### GIVEN PROBLEM
Pull every line of the entries that has the word "Modelos".

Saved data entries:
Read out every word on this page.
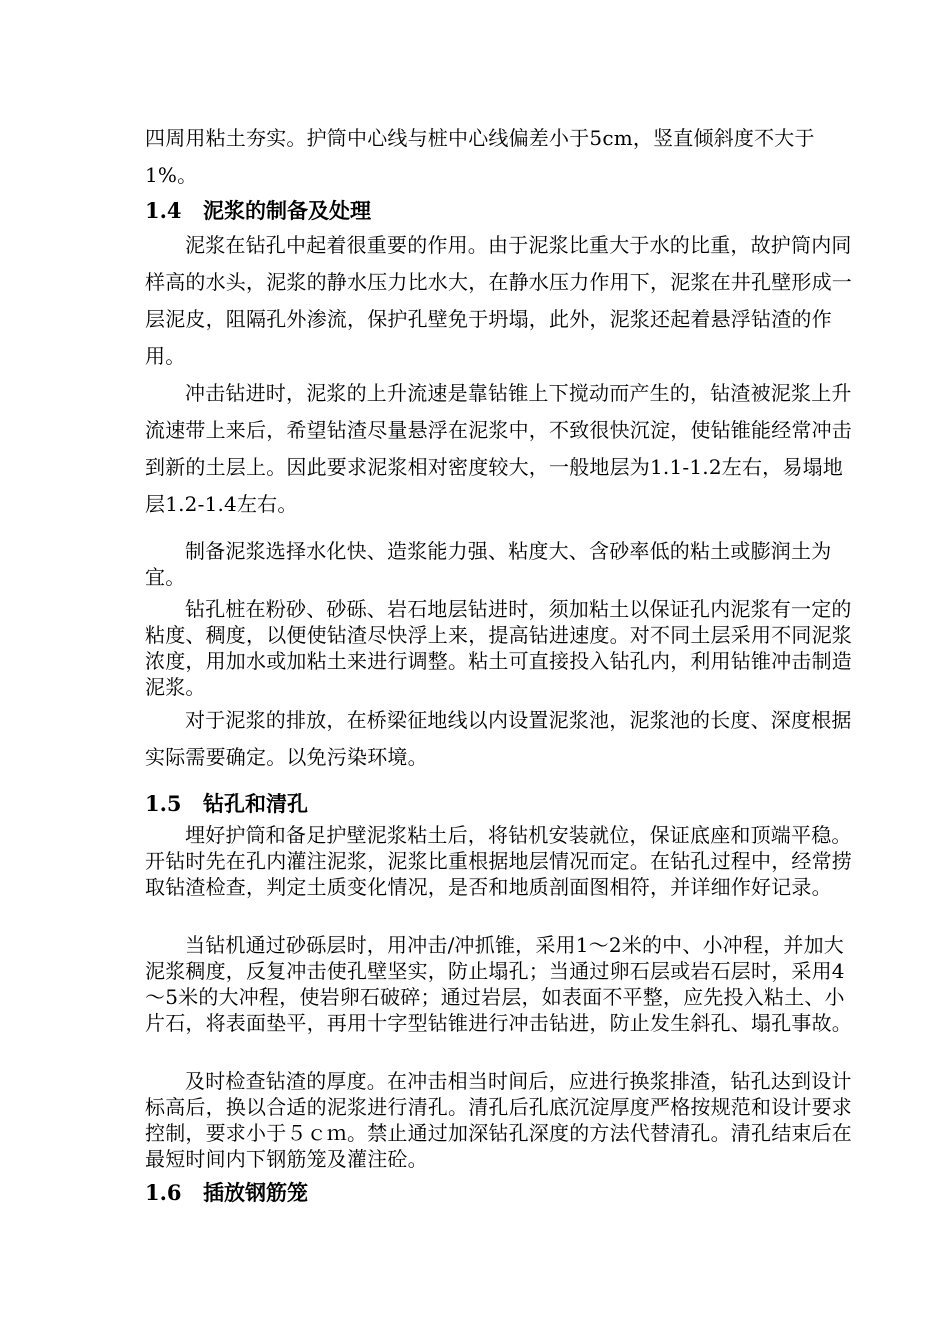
四周用粘土夯实。护筒中心线与桩中心线偏差小于5cm，竖直倾斜度不大于1%。

1.4 泥浆的制备及处理

泥浆在钻孔中起着很重要的作用。由于泥浆比重大于水的比重，故护筒内同样高的水头，泥浆的静水压力比水大，在静水压力作用下，泥浆在井孔壁形成一层泥皮，阻隔孔外渗流，保护孔壁免于坍塌，此外，泥浆还起着悬浮钻渣的作用。

冲击钻进时，泥浆的上升流速是靠钻锥上下搅动而产生的，钻渣被泥浆上升流速带上来后，希望钻渣尽量悬浮在泥浆中，不致很快沉淀，使钻锥能经常冲击到新的土层上。因此要求泥浆相对密度较大，一般地层为1.1-1.2左右，易塌地层1.2-1.4左右。

制备泥浆选择水化快、造浆能力强、粘度大、含砂率低的粘土或膨润土为宜。

钻孔桩在粉砂、砂砾、岩石地层钻进时，须加粘土以保证孔内泥浆有一定的粘度、稠度，以便使钻渣尽快浮上来，提高钻进速度。对不同土层采用不同泥浆浓度，用加水或加粘土来进行调整。粘土可直接投入钻孔内，利用钻锥冲击制造泥浆。

对于泥浆的排放，在桥梁征地线以内设置泥浆池，泥浆池的长度、深度根据实际需要确定。以免污染环境。

1.5 钻孔和清孔

埋好护筒和备足护壁泥浆粘土后，将钻机安装就位，保证底座和顶端平稳。开钻时先在孔内灌注泥浆，泥浆比重根据地层情况而定。在钻孔过程中，经常捞取钻渣检查，判定土质变化情况，是否和地质剖面图相符，并详细作好记录。

当钻机通过砂砾层时，用冲击/冲抓锥，采用1～2米的中、小冲程，并加大泥浆稠度，反复冲击使孔壁坚实，防止塌孔；当通过卵石层或岩石层时，采用4～5米的大冲程，使岩卵石破碎；通过岩层，如表面不平整，应先投入粘土、小片石，将表面垫平，再用十字型钻锥进行冲击钻进，防止发生斜孔、塌孔事故。

及时检查钻渣的厚度。在冲击相当时间后，应进行换浆排渣，钻孔达到设计标高后，换以合适的泥浆进行清孔。清孔后孔底沉淀厚度严格按规范和设计要求控制，要求小于５ｃｍ。禁止通过加深钻孔深度的方法代替清孔。清孔结束后在最短时间内下钢筋笼及灌注砼。

1.6 插放钢筋笼
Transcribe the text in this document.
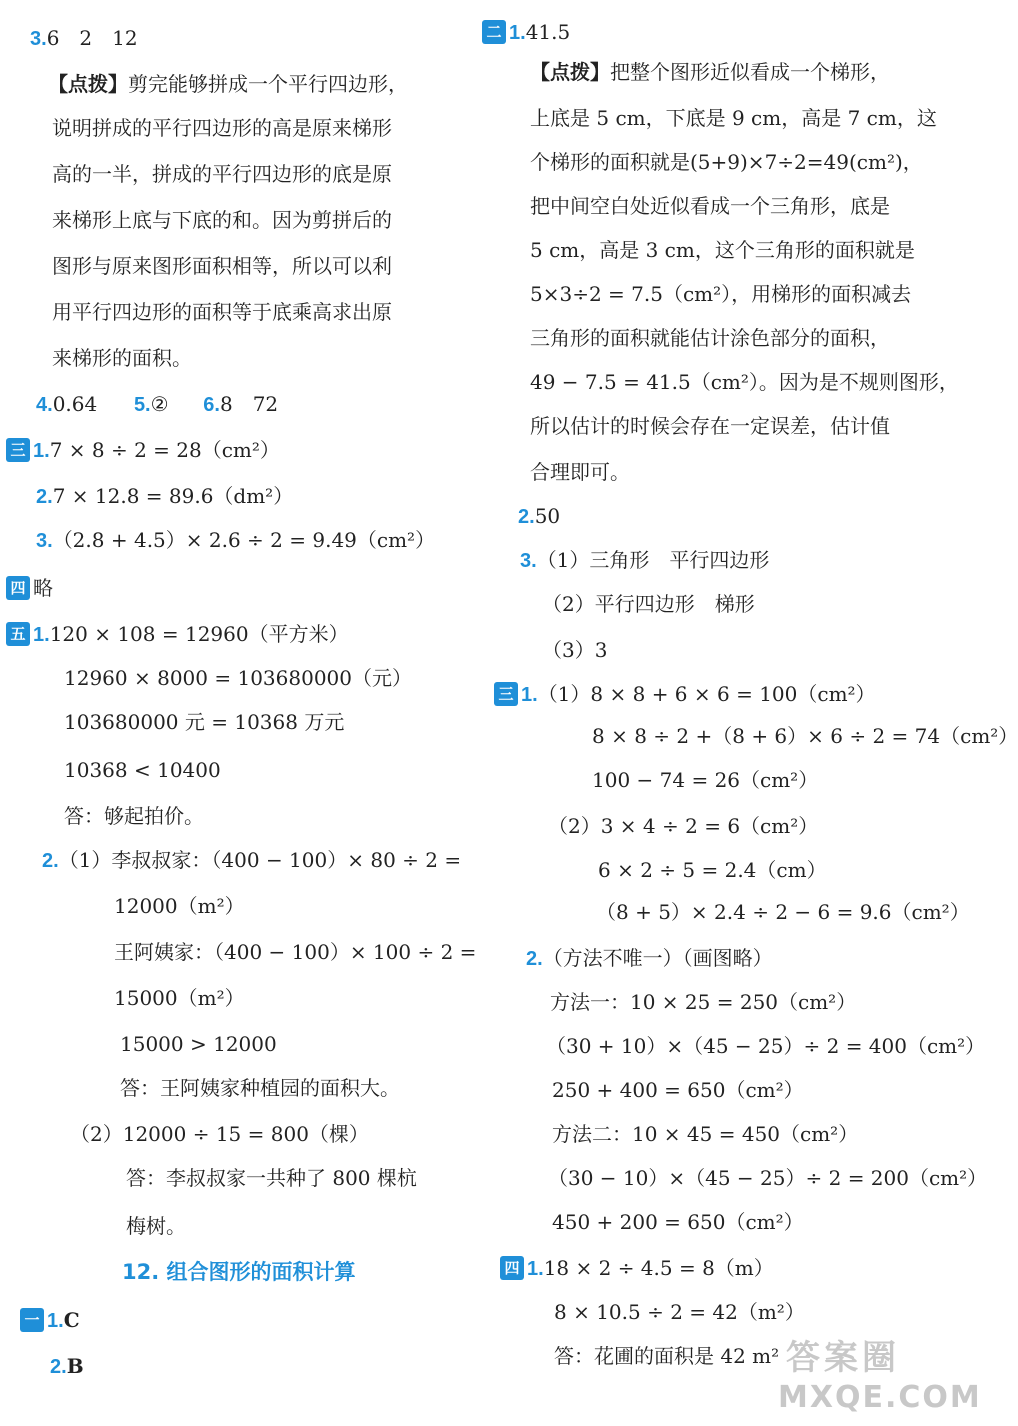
3.6　2　12
【点拨】剪完能够拼成一个平行四边形，
说明拼成的平行四边形的高是原来梯形
高的一半，拼成的平行四边形的底是原
来梯形上底与下底的和。因为剪拼后的
图形与原来图形面积相等，所以可以利
用平行四边形的面积等于底乘高求出原
来梯形的面积。
4.0.64 5.② 6.8　72
三 1.7 × 8 ÷ 2 = 28（cm²）
2.7 × 12.8 = 89.6（dm²）
3.（2.8 + 4.5）× 2.6 ÷ 2 = 9.49（cm²）
四 略
五 1.120 × 108 = 12960（平方米）
12960 × 8000 = 103680000（元）
103680000 元 = 10368 万元
10368 < 10400
答：够起拍价。
2.（1）李叔叔家：（400 − 100）× 80 ÷ 2 =
12000（m²）
王阿姨家：（400 − 100）× 100 ÷ 2 =
15000（m²）
15000 > 12000
答：王阿姨家种植园的面积大。
（2）12000 ÷ 15 = 800（棵）
答：李叔叔家一共种了 800 棵杭
梅树。
12. 组合图形的面积计算
一 1.C
2.B
二 1.41.5
【点拨】把整个图形近似看成一个梯形，
上底是 5 cm，下底是 9 cm，高是 7 cm，这
个梯形的面积就是(5+9)×7÷2=49(cm²)，
把中间空白处近似看成一个三角形，底是
5 cm，高是 3 cm，这个三角形的面积就是
5×3÷2 = 7.5（cm²），用梯形的面积减去
三角形的面积就能估计涂色部分的面积，
49 − 7.5 = 41.5（cm²）。因为是不规则图形，
所以估计的时候会存在一定误差，估计值
合理即可。
2.50
3.（1）三角形　平行四边形
（2）平行四边形　梯形
（3）3
三 1.（1）8 × 8 + 6 × 6 = 100（cm²）
8 × 8 ÷ 2 +（8 + 6）× 6 ÷ 2 = 74（cm²）
100 − 74 = 26（cm²）
（2）3 × 4 ÷ 2 = 6（cm²）
6 × 2 ÷ 5 = 2.4（cm）
（8 + 5）× 2.4 ÷ 2 − 6 = 9.6（cm²）
2.（方法不唯一）（画图略）
方法一：10 × 25 = 250（cm²）
（30 + 10）×（45 − 25）÷ 2 = 400（cm²）
250 + 400 = 650（cm²）
方法二：10 × 45 = 450（cm²）
（30 − 10）×（45 − 25）÷ 2 = 200（cm²）
450 + 200 = 650（cm²）
四 1.18 × 2 ÷ 4.5 = 8（m）
8 × 10.5 ÷ 2 = 42（m²）
答：花圃的面积是 42 m² 答案圈
MXQE.COM
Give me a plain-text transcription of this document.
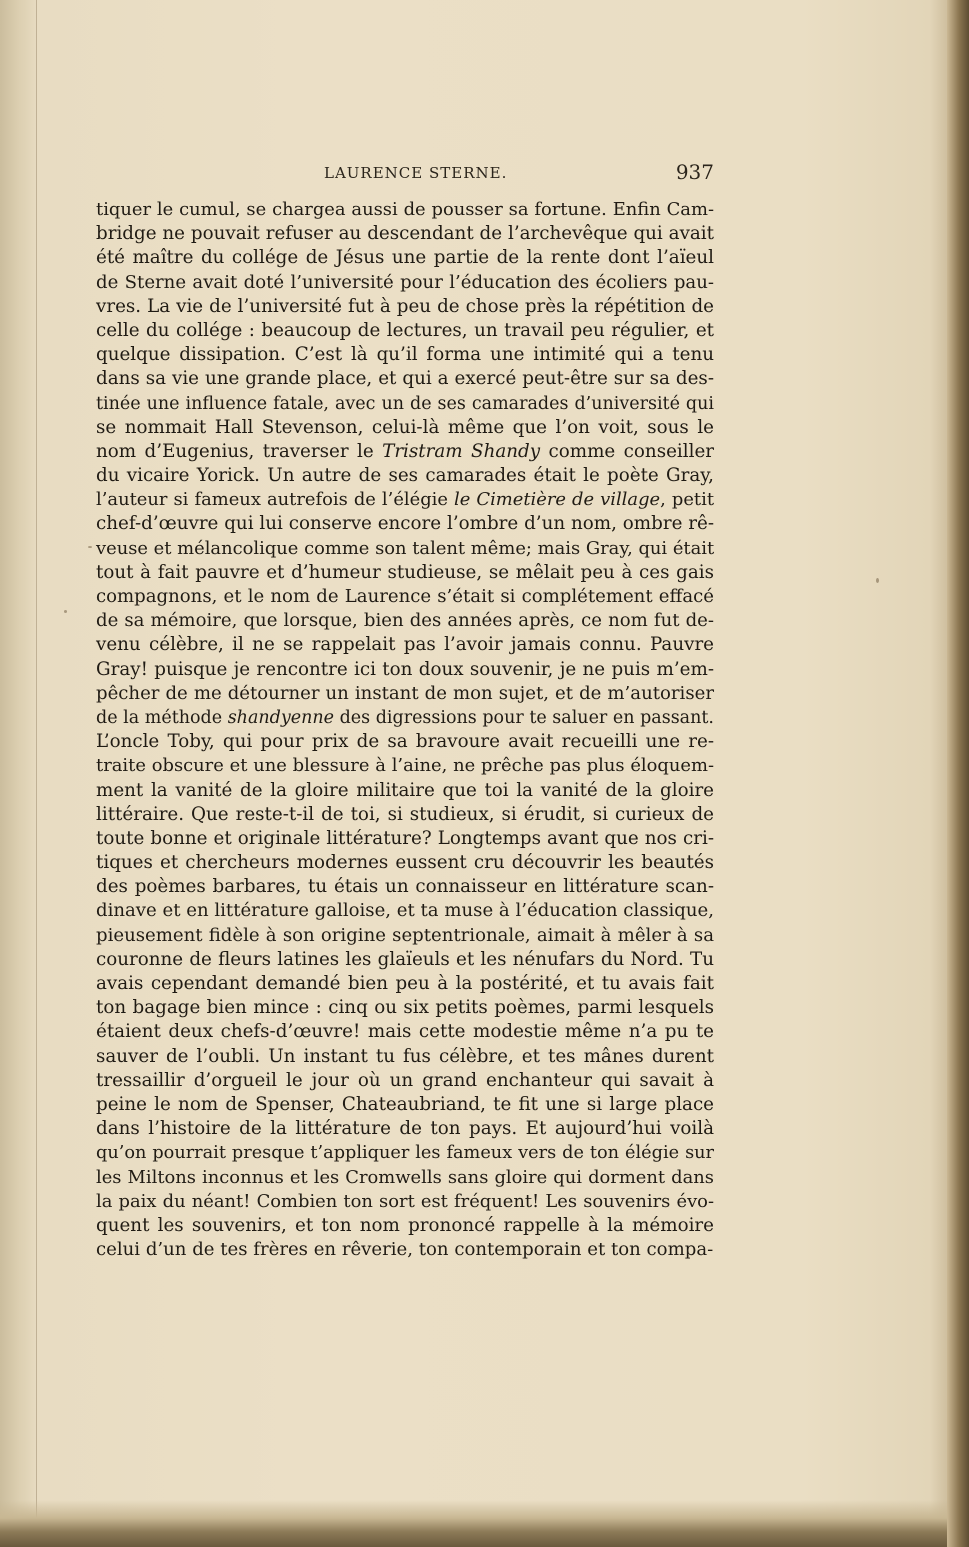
LAURENCE STERNE.	937
tiquer le cumul, se chargea aussi de pousser sa fortune. Enfin Cam-
bridge ne pouvait refuser au descendant de l’archevêque qui avait
été maître du collége de Jésus une partie de la rente dont l’aïeul
de Sterne avait doté l’université pour l’éducation des écoliers pau-
vres. La vie de l’université fut à peu de chose près la répétition de
celle du collége : beaucoup de lectures, un travail peu régulier, et
quelque dissipation. C’est là qu’il forma une intimité qui a tenu
dans sa vie une grande place, et qui a exercé peut-être sur sa des-
tinée une influence fatale, avec un de ses camarades d’université qui
se nommait Hall Stevenson, celui-là même que l’on voit, sous le
nom d’Eugenius, traverser le Tristram Shandy comme conseiller
du vicaire Yorick. Un autre de ses camarades était le poète Gray,
l’auteur si fameux autrefois de l’élégie le Cimetière de village, petit
chef-d’œuvre qui lui conserve encore l’ombre d’un nom, ombre rê-
veuse et mélancolique comme son talent même; mais Gray, qui était
tout à fait pauvre et d’humeur studieuse, se mêlait peu à ces gais
compagnons, et le nom de Laurence s’était si complétement effacé
de sa mémoire, que lorsque, bien des années après, ce nom fut de-
venu célèbre, il ne se rappelait pas l’avoir jamais connu. Pauvre
Gray! puisque je rencontre ici ton doux souvenir, je ne puis m’em-
pêcher de me détourner un instant de mon sujet, et de m’autoriser
de la méthode shandyenne des digressions pour te saluer en passant.
L’oncle Toby, qui pour prix de sa bravoure avait recueilli une re-
traite obscure et une blessure à l’aine, ne prêche pas plus éloquem-
ment la vanité de la gloire militaire que toi la vanité de la gloire
littéraire. Que reste-t-il de toi, si studieux, si érudit, si curieux de
toute bonne et originale littérature? Longtemps avant que nos cri-
tiques et chercheurs modernes eussent cru découvrir les beautés
des poèmes barbares, tu étais un connaisseur en littérature scan-
dinave et en littérature galloise, et ta muse à l’éducation classique,
pieusement fidèle à son origine septentrionale, aimait à mêler à sa
couronne de fleurs latines les glaïeuls et les nénufars du Nord. Tu
avais cependant demandé bien peu à la postérité, et tu avais fait
ton bagage bien mince : cinq ou six petits poèmes, parmi lesquels
étaient deux chefs-d’œuvre! mais cette modestie même n’a pu te
sauver de l’oubli. Un instant tu fus célèbre, et tes mânes durent
tressaillir d’orgueil le jour où un grand enchanteur qui savait à
peine le nom de Spenser, Chateaubriand, te fit une si large place
dans l’histoire de la littérature de ton pays. Et aujourd’hui voilà
qu’on pourrait presque t’appliquer les fameux vers de ton élégie sur
les Miltons inconnus et les Cromwells sans gloire qui dorment dans
la paix du néant! Combien ton sort est fréquent! Les souvenirs évo-
quent les souvenirs, et ton nom prononcé rappelle à la mémoire
celui d’un de tes frères en rêverie, ton contemporain et ton compa-
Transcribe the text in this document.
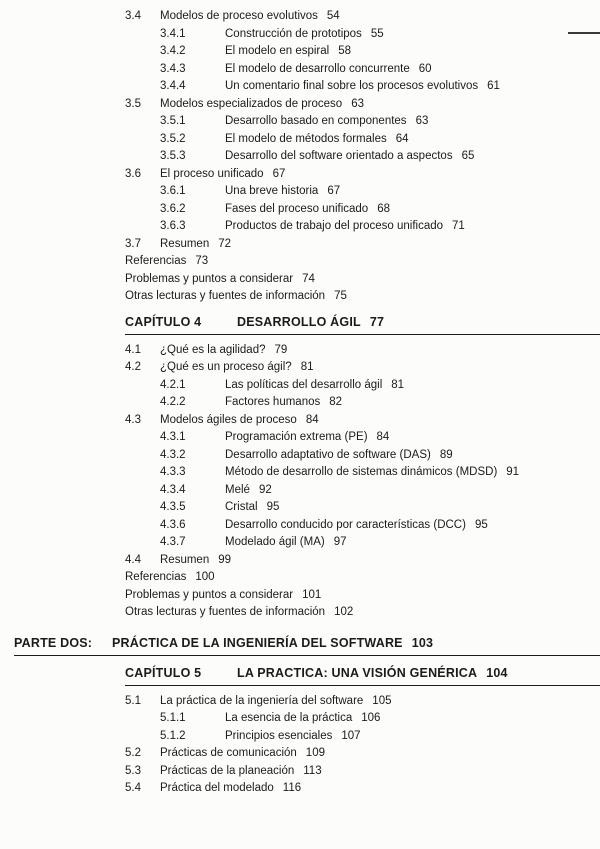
3.4 Modelos de proceso evolutivos 54
3.4.1	Construcción de prototipos 55
3.4.2	El modelo en espiral 58
3.4.3	El modelo de desarrollo concurrente 60
3.4.4	Un comentario final sobre los procesos evolutivos 61
3.5 Modelos especializados de proceso 63
3.5.1	Desarrollo basado en componentes 63
3.5.2	El modelo de métodos formales 64
3.5.3	Desarrollo del software orientado a aspectos 65
3.6 El proceso unificado 67
3.6.1	Una breve historia 67
3.6.2	Fases del proceso unificado 68
3.6.3	Productos de trabajo del proceso unificado 71
3.7 Resumen 72
Referencias 73
Problemas y puntos a considerar 74
Otras lecturas y fuentes de información 75
CAPÍTULO 4	DESARROLLO ÁGIL 77
4.1 ¿Qué es la agilidad? 79
4.2 ¿Qué es un proceso ágil? 81
4.2.1	Las políticas del desarrollo ágil 81
4.2.2	Factores humanos 82
4.3 Modelos ágiles de proceso 84
4.3.1	Programación extrema (PE) 84
4.3.2	Desarrollo adaptativo de software (DAS) 89
4.3.3	Método de desarrollo de sistemas dinámicos (MDSD) 91
4.3.4	Melé 92
4.3.5	Cristal 95
4.3.6	Desarrollo conducido por características (DCC) 95
4.3.7	Modelado ágil (MA) 97
4.4 Resumen 99
Referencias 100
Problemas y puntos a considerar 101
Otras lecturas y fuentes de información 102
PARTE DOS: PRÁCTICA DE LA INGENIERÍA DEL SOFTWARE 103
CAPÍTULO 5	LA PRACTICA: UNA VISIÓN GENÉRICA 104
5.1 La práctica de la ingeniería del software 105
5.1.1	La esencia de la práctica 106
5.1.2	Principios esenciales 107
5.2 Prácticas de comunicación 109
5.3 Prácticas de la planeación 113
5.4 Práctica del modelado 116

### COMPLETED EXERCISE
3.4 Modelos de proceso evolutivos 54
3.5 Modelos especializados de proceso 63
4.3 Modelos ágiles de proceso 84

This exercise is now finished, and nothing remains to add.